Reproduce all the entries precisely.

+--

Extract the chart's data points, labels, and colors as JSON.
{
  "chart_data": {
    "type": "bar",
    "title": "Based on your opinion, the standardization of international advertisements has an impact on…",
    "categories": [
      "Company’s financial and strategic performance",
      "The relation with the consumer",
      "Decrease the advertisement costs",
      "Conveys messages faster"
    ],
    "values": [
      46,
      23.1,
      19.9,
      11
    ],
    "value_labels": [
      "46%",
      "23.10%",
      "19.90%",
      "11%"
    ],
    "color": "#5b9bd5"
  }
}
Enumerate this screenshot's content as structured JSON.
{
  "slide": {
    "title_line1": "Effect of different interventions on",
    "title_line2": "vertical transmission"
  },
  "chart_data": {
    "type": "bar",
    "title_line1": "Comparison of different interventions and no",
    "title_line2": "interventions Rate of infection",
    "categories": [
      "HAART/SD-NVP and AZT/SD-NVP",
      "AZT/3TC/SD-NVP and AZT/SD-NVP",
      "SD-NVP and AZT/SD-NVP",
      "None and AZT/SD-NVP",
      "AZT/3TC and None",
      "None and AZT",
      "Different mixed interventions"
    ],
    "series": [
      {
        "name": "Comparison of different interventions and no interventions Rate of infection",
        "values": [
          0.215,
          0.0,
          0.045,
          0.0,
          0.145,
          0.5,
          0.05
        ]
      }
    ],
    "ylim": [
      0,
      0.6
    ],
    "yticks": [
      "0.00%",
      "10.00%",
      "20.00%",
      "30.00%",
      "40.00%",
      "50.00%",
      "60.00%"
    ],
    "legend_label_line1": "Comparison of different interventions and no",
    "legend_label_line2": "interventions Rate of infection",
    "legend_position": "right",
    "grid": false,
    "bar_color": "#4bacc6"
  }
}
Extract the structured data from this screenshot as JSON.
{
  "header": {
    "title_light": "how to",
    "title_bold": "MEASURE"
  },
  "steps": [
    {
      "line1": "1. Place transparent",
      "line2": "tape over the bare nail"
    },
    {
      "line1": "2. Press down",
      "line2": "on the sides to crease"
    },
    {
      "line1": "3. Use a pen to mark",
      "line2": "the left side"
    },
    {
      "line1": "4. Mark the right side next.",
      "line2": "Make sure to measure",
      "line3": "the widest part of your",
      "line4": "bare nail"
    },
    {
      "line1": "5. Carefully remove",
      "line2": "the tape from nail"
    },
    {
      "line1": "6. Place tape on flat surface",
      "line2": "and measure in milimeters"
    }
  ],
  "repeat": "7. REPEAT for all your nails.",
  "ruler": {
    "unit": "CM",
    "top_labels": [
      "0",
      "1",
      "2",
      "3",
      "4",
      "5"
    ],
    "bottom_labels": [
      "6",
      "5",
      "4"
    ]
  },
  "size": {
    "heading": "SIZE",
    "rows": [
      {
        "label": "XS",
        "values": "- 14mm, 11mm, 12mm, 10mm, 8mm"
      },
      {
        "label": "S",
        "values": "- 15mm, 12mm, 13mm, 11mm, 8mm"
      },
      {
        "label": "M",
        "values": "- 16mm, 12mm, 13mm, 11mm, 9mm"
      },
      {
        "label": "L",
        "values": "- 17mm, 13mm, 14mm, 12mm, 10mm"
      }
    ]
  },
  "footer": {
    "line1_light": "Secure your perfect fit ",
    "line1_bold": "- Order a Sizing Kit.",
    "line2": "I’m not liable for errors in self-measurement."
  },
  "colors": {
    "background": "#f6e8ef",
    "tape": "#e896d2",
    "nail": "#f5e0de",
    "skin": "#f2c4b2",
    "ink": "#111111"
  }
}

+--

» SOLUTION TO THE PROBLEM
Extract the chart's data points, labels, and colors as JSON.
{
  "chart_data": {
    "type": "bar",
    "title": "Based on your opinion, the standardization of international advertisements has an impact on…",
    "categories": [
      "Company’s financial and strategic performance",
      "The relation with the consumer",
      "Decrease the advertisement costs",
      "Conveys messages faster"
    ],
    "values": [
      46,
      23.1,
      19.9,
      11
    ],
    "value_labels": [
      "46%",
      "23.10%",
      "19.90%",
      "11%"
    ],
    "color": "#5b9bd5"
  }
}
Enumerate this screenshot's content as structured JSON.
{
  "slide": {
    "title_line1": "Effect of different interventions on",
    "title_line2": "vertical transmission"
  },
  "chart_data": {
    "type": "bar",
    "title_line1": "Comparison of different interventions and no",
    "title_line2": "interventions Rate of infection",
    "categories": [
      "HAART/SD-NVP and AZT/SD-NVP",
      "AZT/3TC/SD-NVP and AZT/SD-NVP",
      "SD-NVP and AZT/SD-NVP",
      "None and AZT/SD-NVP",
      "AZT/3TC and None",
      "None and AZT",
      "Different mixed interventions"
    ],
    "series": [
      {
        "name": "Comparison of different interventions and no interventions Rate of infection",
        "values": [
          0.215,
          0.0,
          0.045,
          0.0,
          0.145,
          0.5,
          0.05
        ]
      }
    ],
    "ylim": [
      0,
      0.6
    ],
    "yticks": [
      "0.00%",
      "10.00%",
      "20.00%",
      "30.00%",
      "40.00%",
      "50.00%",
      "60.00%"
    ],
    "legend_label_line1": "Comparison of different interventions and no",
    "legend_label_line2": "interventions Rate of infection",
    "legend_position": "right",
    "grid": false,
    "bar_color": "#4bacc6"
  }
}
Extract the structured data from this screenshot as JSON.
{
  "header": {
    "title_light": "how to",
    "title_bold": "MEASURE"
  },
  "steps": [
    {
      "line1": "1. Place transparent",
      "line2": "tape over the bare nail"
    },
    {
      "line1": "2. Press down",
      "line2": "on the sides to crease"
    },
    {
      "line1": "3. Use a pen to mark",
      "line2": "the left side"
    },
    {
      "line1": "4. Mark the right side next.",
      "line2": "Make sure to measure",
      "line3": "the widest part of your",
      "line4": "bare nail"
    },
    {
      "line1": "5. Carefully remove",
      "line2": "the tape from nail"
    },
    {
      "line1": "6. Place tape on flat surface",
      "line2": "and measure in milimeters"
    }
  ],
  "repeat": "7. REPEAT for all your nails.",
  "ruler": {
    "unit": "CM",
    "top_labels": [
      "0",
      "1",
      "2",
      "3",
      "4",
      "5"
    ],
    "bottom_labels": [
      "6",
      "5",
      "4"
    ]
  },
  "size": {
    "heading": "SIZE",
    "rows": [
      {
        "label": "XS",
        "values": "- 14mm, 11mm, 12mm, 10mm, 8mm"
      },
      {
        "label": "S",
        "values": "- 15mm, 12mm, 13mm, 11mm, 8mm"
      },
      {
        "label": "M",
        "values": "- 16mm, 12mm, 13mm, 11mm, 9mm"
      },
      {
        "label": "L",
        "values": "- 17mm, 13mm, 14mm, 12mm, 10mm"
      }
    ]
  },
  "footer": {
    "line1_light": "Secure your perfect fit ",
    "line1_bold": "- Order a Sizing Kit.",
    "line2": "I’m not liable for errors in self-measurement."
  },
  "colors": {
    "background": "#f6e8ef",
    "tape": "#e896d2",
    "nail": "#f5e0de",
    "skin": "#f2c4b2",
    "ink": "#111111"
  }
}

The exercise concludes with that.